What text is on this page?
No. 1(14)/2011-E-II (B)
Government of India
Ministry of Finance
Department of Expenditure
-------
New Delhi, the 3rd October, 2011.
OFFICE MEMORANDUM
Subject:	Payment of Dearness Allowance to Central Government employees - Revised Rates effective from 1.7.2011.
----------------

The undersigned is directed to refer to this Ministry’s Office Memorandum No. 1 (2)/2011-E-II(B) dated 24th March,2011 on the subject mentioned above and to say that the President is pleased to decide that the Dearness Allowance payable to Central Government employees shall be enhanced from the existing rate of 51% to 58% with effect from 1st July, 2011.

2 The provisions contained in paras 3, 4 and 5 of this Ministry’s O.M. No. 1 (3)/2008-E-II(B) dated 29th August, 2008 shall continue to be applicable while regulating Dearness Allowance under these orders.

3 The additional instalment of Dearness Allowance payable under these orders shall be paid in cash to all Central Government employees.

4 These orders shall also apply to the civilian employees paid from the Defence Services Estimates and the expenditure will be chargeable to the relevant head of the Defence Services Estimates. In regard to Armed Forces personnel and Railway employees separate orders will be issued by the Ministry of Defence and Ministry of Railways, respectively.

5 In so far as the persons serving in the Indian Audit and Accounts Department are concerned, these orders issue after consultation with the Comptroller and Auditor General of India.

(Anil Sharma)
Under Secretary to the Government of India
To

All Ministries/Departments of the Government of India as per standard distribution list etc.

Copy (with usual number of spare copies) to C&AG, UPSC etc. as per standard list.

# TASK DETAILS
Go through the entries above and pull out each line with "Central" in it.

# SOLVED EXERCISE
Subject:	Payment of Dearness Allowance to Central Government employees - Revised Rates effective from 1.7.2011.
The undersigned is directed to refer to this Ministry’s Office Memorandum No. 1 (2)/2011-E-II(B) dated 24th March,2011 on the subject mentioned above and to say that the President is pleased to decide that the Dearness Allowance payable to Central Government employees shall be enhanced from the existing rate of 51% to 58% with effect from 1st July, 2011.
3 The additional instalment of Dearness Allowance payable under these orders shall be paid in cash to all Central Government employees.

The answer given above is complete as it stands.